→ RAW RECORDS:
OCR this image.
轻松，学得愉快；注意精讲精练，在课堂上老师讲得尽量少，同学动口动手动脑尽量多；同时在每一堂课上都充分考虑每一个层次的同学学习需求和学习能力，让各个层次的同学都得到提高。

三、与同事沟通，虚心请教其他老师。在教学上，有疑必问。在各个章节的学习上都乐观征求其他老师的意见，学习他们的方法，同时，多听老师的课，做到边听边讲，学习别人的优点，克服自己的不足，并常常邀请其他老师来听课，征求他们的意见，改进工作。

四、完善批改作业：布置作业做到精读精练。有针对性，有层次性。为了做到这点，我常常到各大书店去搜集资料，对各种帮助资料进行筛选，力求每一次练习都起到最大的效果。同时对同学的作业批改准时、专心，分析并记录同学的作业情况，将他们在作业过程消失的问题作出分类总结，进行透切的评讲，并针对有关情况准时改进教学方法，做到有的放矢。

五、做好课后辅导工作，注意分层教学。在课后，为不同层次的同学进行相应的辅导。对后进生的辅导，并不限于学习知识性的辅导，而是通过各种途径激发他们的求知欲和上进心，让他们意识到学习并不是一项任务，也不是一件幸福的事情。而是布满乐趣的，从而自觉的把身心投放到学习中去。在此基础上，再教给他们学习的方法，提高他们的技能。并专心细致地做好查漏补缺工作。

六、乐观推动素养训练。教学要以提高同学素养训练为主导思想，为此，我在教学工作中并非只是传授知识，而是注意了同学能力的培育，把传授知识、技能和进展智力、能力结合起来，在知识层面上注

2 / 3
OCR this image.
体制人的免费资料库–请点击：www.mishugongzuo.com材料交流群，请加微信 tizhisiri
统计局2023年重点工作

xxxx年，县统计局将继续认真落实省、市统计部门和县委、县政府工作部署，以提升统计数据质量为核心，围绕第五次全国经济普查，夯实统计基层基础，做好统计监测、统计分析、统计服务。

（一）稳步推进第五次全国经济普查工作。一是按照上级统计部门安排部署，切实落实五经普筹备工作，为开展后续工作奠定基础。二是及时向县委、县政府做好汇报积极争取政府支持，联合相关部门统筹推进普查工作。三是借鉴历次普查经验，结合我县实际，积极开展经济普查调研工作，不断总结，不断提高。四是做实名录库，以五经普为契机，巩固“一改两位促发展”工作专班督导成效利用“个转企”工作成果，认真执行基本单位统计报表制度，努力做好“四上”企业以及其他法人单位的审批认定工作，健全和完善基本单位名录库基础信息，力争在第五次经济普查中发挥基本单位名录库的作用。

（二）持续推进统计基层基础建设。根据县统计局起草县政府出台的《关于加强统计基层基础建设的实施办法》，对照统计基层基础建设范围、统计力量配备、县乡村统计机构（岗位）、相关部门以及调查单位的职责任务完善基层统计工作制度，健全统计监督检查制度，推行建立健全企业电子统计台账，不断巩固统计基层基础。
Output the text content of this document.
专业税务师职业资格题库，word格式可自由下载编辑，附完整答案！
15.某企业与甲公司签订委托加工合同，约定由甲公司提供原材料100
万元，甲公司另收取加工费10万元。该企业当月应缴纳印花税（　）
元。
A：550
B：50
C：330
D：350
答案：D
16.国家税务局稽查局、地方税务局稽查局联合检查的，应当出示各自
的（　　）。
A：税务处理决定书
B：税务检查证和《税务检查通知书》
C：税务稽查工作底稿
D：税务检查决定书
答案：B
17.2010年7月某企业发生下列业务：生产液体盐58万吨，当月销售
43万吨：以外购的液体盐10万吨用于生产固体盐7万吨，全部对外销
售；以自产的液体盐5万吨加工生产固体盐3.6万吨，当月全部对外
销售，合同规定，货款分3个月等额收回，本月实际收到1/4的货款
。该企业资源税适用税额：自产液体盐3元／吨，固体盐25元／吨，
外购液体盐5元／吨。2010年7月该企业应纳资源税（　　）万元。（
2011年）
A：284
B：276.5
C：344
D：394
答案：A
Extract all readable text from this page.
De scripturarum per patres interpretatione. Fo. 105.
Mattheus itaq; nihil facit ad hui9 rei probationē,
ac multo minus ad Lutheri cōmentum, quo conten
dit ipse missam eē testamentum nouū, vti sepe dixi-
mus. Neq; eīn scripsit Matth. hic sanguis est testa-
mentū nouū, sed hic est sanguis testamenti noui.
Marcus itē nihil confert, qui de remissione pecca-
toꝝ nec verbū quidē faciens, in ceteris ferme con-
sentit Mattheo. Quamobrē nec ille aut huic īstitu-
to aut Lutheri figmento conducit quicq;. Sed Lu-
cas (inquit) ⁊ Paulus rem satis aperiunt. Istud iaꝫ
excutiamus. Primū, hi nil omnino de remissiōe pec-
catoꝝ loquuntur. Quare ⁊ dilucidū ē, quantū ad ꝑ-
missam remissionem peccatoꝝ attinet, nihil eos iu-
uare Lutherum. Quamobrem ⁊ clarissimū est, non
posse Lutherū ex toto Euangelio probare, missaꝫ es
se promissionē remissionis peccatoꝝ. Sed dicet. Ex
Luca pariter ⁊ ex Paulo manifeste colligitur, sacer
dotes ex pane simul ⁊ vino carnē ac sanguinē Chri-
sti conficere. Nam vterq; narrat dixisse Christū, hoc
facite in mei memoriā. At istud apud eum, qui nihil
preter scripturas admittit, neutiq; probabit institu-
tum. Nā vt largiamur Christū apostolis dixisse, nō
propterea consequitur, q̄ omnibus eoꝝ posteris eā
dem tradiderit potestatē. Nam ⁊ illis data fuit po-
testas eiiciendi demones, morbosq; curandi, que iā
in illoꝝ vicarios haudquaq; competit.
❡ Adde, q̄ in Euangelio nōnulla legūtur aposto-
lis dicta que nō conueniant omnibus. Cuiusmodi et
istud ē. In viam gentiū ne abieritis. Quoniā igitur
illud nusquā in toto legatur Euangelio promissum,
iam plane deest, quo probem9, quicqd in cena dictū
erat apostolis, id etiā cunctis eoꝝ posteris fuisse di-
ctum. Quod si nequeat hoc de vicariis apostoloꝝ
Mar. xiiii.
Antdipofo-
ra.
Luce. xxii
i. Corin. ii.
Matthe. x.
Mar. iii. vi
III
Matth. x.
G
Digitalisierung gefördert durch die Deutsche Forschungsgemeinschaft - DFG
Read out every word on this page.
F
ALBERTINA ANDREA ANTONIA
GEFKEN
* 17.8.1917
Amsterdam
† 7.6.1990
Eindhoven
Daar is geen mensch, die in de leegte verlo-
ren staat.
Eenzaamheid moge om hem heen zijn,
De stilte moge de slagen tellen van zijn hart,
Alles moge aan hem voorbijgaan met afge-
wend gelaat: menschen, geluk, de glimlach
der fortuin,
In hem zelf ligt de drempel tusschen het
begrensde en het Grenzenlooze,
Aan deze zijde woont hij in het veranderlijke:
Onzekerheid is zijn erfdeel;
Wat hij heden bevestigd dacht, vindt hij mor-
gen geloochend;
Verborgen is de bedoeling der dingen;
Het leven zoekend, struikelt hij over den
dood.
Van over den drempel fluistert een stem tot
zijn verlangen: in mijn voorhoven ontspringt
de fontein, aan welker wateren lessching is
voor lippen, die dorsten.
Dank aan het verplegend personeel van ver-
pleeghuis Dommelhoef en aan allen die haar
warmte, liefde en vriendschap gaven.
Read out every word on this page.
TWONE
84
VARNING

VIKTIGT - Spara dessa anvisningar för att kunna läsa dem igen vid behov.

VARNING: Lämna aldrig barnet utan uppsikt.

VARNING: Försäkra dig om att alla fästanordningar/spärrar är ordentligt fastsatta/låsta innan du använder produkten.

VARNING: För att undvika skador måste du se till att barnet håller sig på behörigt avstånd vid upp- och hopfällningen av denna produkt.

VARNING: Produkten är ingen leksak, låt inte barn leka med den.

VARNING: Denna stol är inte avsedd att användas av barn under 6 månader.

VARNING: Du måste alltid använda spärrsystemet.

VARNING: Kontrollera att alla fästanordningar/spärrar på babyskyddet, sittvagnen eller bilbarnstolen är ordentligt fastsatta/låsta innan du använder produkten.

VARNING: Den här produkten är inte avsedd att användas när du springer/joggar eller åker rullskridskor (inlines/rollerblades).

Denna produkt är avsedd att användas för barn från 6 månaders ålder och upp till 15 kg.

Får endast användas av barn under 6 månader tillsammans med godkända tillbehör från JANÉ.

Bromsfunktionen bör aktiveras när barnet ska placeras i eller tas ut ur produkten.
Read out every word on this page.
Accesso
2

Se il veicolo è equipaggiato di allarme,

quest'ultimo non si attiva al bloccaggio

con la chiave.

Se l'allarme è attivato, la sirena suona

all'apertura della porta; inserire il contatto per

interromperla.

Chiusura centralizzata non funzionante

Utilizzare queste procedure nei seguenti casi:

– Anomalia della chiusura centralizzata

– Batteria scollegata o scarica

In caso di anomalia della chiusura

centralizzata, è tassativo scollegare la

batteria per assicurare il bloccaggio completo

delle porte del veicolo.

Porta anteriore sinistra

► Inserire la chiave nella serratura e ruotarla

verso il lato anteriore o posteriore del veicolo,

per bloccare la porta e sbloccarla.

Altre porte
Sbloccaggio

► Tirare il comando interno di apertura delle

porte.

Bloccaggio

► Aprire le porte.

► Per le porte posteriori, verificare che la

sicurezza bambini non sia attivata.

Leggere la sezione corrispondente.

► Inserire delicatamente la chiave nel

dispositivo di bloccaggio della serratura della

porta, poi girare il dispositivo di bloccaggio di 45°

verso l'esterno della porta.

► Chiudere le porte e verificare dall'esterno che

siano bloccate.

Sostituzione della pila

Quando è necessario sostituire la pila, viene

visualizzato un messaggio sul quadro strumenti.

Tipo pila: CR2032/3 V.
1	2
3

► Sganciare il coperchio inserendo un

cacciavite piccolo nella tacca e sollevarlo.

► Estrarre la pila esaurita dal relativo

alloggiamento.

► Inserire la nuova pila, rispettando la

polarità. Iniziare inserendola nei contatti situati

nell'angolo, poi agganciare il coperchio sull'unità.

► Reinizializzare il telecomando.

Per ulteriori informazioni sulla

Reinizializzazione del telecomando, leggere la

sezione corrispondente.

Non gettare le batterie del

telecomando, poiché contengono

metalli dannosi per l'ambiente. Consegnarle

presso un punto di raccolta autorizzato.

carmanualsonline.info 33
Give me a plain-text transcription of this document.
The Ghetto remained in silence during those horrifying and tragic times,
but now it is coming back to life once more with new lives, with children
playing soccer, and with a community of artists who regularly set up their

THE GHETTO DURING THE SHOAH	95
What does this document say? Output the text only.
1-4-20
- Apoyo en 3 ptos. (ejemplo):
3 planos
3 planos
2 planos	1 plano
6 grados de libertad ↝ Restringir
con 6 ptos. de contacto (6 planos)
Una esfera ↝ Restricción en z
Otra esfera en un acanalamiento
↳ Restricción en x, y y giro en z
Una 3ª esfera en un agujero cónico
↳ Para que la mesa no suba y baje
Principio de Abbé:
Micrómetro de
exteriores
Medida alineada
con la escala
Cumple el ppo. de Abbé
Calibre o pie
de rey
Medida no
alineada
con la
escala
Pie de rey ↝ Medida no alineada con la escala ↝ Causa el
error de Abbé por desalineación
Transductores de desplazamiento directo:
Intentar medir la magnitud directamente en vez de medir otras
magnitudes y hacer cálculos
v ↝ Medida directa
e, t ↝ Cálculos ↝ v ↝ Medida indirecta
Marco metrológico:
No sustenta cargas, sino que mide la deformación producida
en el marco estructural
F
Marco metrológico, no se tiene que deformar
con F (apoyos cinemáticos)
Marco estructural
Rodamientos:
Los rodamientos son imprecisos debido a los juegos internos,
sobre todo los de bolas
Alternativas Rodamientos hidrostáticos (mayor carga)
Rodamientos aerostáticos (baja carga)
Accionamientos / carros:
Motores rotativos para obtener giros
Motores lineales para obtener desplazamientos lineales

→ AIM OF THE EXERCISE: Extract lines where the string "centralizzata" occurs.

→ WRITTEN SOLUTION:
Chiusura centralizzata non funzionante
– Anomalia della chiusura centralizzata
centralizzata, è tassativo scollegare la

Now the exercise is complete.